Look through the data below. Pick out the lines holding the string "with".

> _Listing_:
start
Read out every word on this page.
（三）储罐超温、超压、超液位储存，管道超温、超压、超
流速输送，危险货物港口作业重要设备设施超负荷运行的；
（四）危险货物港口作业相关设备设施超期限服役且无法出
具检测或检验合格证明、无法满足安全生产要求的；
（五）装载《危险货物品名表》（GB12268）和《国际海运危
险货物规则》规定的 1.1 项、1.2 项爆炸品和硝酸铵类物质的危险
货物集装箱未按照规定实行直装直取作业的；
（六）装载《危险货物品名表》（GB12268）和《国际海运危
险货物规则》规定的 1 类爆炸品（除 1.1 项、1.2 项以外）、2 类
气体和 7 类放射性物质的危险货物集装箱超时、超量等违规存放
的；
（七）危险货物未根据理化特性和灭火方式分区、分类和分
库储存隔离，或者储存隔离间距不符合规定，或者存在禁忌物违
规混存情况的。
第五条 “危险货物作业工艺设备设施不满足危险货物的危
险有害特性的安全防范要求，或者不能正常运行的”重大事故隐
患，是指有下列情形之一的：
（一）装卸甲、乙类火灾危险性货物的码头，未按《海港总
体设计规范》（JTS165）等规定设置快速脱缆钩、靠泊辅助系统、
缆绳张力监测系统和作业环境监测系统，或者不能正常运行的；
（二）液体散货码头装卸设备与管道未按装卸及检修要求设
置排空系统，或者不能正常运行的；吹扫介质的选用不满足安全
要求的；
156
end
start
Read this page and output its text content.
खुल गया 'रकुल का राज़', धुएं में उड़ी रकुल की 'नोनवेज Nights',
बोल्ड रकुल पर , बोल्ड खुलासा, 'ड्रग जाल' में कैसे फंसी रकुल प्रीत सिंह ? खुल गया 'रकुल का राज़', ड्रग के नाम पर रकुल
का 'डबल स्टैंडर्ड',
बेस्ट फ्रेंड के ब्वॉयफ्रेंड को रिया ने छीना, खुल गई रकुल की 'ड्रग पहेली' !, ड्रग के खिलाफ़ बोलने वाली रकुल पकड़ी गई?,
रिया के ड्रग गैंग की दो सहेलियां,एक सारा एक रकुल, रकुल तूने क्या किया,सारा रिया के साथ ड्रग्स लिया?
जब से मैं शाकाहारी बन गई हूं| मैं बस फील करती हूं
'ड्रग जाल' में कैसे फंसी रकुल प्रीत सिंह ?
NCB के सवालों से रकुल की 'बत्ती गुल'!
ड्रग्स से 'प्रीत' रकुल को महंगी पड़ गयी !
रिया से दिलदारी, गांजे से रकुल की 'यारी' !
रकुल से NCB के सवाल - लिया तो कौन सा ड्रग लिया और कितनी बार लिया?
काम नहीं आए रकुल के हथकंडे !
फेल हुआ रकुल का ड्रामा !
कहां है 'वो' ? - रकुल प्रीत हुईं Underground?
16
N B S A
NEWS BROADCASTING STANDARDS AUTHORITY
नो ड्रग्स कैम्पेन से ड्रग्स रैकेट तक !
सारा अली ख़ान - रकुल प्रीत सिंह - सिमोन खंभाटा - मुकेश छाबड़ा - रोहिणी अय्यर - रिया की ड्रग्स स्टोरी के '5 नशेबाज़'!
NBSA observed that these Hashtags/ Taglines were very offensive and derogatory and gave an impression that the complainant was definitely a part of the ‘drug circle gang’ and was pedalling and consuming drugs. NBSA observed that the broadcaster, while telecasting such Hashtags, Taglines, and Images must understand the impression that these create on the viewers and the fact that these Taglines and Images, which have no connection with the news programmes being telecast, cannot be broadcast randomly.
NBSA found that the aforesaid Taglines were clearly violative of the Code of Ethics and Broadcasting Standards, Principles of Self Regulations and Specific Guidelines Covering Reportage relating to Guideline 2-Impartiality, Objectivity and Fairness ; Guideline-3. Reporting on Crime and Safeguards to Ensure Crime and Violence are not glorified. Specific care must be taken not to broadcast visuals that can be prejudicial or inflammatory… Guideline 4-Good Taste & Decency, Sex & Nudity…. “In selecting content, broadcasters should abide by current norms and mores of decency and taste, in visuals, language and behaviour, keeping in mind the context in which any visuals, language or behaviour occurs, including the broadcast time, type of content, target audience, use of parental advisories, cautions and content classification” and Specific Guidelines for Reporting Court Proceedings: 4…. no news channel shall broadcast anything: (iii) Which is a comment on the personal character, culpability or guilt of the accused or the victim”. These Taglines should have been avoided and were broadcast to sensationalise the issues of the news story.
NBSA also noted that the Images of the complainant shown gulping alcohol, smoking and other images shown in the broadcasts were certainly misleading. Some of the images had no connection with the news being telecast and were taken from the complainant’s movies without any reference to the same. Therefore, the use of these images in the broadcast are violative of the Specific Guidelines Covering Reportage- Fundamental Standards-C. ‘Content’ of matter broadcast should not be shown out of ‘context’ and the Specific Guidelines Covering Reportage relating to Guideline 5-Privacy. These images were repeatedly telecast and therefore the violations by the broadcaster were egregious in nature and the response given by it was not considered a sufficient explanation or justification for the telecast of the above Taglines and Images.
end
> _Solution below_:
NBSA observed that these Hashtags/ Taglines were very offensive and derogatory and gave an impression that the complainant was definitely a part of the ‘drug circle gang’ and was pedalling and consuming drugs. NBSA observed that the broadcaster, while telecasting such Hashtags, Taglines, and Images must understand the impression that these create on the viewers and the fact that these Taglines and Images, which have no connection with the news programmes being telecast, cannot be broadcast randomly.
NBSA also noted that the Images of the complainant shown gulping alcohol, smoking and other images shown in the broadcasts were certainly misleading. Some of the images had no connection with the news being telecast and were taken from the complainant’s movies without any reference to the same. Therefore, the use of these images in the broadcast are violative of the Specific Guidelines Covering Reportage- Fundamental Standards-C. ‘Content’ of matter broadcast should not be shown out of ‘context’ and the Specific Guidelines Covering Reportage relating to Guideline 5-Privacy. These images were repeatedly telecast and therefore the violations by the broadcaster were egregious in nature and the response given by it was not considered a sufficient explanation or justification for the telecast of the above Taglines and Images.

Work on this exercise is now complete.